RAW DATA

════════════════════

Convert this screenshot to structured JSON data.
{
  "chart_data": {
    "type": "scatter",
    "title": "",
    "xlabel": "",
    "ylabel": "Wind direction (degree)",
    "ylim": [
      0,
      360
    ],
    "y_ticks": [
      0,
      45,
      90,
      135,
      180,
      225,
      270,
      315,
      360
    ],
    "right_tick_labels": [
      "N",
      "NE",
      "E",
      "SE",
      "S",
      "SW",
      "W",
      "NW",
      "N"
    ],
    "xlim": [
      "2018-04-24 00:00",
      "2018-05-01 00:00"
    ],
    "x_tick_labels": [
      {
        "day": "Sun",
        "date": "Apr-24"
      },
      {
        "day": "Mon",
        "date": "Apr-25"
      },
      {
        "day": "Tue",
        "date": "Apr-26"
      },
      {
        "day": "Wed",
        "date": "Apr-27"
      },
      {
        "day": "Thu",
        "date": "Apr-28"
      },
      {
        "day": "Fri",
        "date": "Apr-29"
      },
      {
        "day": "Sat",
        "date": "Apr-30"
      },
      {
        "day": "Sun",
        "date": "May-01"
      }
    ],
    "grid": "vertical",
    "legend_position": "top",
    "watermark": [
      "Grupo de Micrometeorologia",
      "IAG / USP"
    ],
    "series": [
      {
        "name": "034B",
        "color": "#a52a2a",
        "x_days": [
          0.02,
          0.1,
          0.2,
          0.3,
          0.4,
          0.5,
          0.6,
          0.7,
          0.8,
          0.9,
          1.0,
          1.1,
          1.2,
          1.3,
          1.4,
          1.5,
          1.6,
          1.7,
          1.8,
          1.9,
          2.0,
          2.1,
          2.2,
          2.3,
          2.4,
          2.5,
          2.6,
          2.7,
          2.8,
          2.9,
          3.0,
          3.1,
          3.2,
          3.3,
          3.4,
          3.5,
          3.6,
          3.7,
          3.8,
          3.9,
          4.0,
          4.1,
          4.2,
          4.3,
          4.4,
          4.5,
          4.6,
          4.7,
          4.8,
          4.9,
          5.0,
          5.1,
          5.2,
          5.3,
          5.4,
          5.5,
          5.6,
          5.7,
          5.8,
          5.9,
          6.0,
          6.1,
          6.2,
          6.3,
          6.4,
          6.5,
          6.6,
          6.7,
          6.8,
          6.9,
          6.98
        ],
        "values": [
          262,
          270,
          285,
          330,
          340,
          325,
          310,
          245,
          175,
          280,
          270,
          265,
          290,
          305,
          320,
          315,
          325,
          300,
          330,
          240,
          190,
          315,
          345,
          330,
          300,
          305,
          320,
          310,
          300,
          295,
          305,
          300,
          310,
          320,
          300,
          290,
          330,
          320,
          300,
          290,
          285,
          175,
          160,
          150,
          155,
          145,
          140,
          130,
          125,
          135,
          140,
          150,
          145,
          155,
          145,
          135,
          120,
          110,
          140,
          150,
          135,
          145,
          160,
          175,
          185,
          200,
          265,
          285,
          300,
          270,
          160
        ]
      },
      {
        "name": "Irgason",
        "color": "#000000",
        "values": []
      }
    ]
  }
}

════════════════════

STATED EXERCISE
Extract all of the material exactly as it is written.

SOLUTION TO THE PROBLEM
Convert this screenshot to structured JSON data.
{
  "chart_data": {
    "type": "scatter",
    "title": "",
    "xlabel": "",
    "ylabel": "Wind direction (degree)",
    "ylim": [
      0,
      360
    ],
    "y_ticks": [
      0,
      45,
      90,
      135,
      180,
      225,
      270,
      315,
      360
    ],
    "right_tick_labels": [
      "N",
      "NE",
      "E",
      "SE",
      "S",
      "SW",
      "W",
      "NW",
      "N"
    ],
    "xlim": [
      "2018-04-24 00:00",
      "2018-05-01 00:00"
    ],
    "x_tick_labels": [
      {
        "day": "Sun",
        "date": "Apr-24"
      },
      {
        "day": "Mon",
        "date": "Apr-25"
      },
      {
        "day": "Tue",
        "date": "Apr-26"
      },
      {
        "day": "Wed",
        "date": "Apr-27"
      },
      {
        "day": "Thu",
        "date": "Apr-28"
      },
      {
        "day": "Fri",
        "date": "Apr-29"
      },
      {
        "day": "Sat",
        "date": "Apr-30"
      },
      {
        "day": "Sun",
        "date": "May-01"
      }
    ],
    "grid": "vertical",
    "legend_position": "top",
    "watermark": [
      "Grupo de Micrometeorologia",
      "IAG / USP"
    ],
    "series": [
      {
        "name": "034B",
        "color": "#a52a2a",
        "x_days": [
          0.02,
          0.1,
          0.2,
          0.3,
          0.4,
          0.5,
          0.6,
          0.7,
          0.8,
          0.9,
          1.0,
          1.1,
          1.2,
          1.3,
          1.4,
          1.5,
          1.6,
          1.7,
          1.8,
          1.9,
          2.0,
          2.1,
          2.2,
          2.3,
          2.4,
          2.5,
          2.6,
          2.7,
          2.8,
          2.9,
          3.0,
          3.1,
          3.2,
          3.3,
          3.4,
          3.5,
          3.6,
          3.7,
          3.8,
          3.9,
          4.0,
          4.1,
          4.2,
          4.3,
          4.4,
          4.5,
          4.6,
          4.7,
          4.8,
          4.9,
          5.0,
          5.1,
          5.2,
          5.3,
          5.4,
          5.5,
          5.6,
          5.7,
          5.8,
          5.9,
          6.0,
          6.1,
          6.2,
          6.3,
          6.4,
          6.5,
          6.6,
          6.7,
          6.8,
          6.9,
          6.98
        ],
        "values": [
          262,
          270,
          285,
          330,
          340,
          325,
          310,
          245,
          175,
          280,
          270,
          265,
          290,
          305,
          320,
          315,
          325,
          300,
          330,
          240,
          190,
          315,
          345,
          330,
          300,
          305,
          320,
          310,
          300,
          295,
          305,
          300,
          310,
          320,
          300,
          290,
          330,
          320,
          300,
          290,
          285,
          175,
          160,
          150,
          155,
          145,
          140,
          130,
          125,
          135,
          140,
          150,
          145,
          155,
          145,
          135,
          120,
          110,
          140,
          150,
          135,
          145,
          160,
          175,
          185,
          200,
          265,
          285,
          300,
          270,
          160
        ]
      },
      {
        "name": "Irgason",
        "color": "#000000",
        "values": []
      }
    ]
  }
}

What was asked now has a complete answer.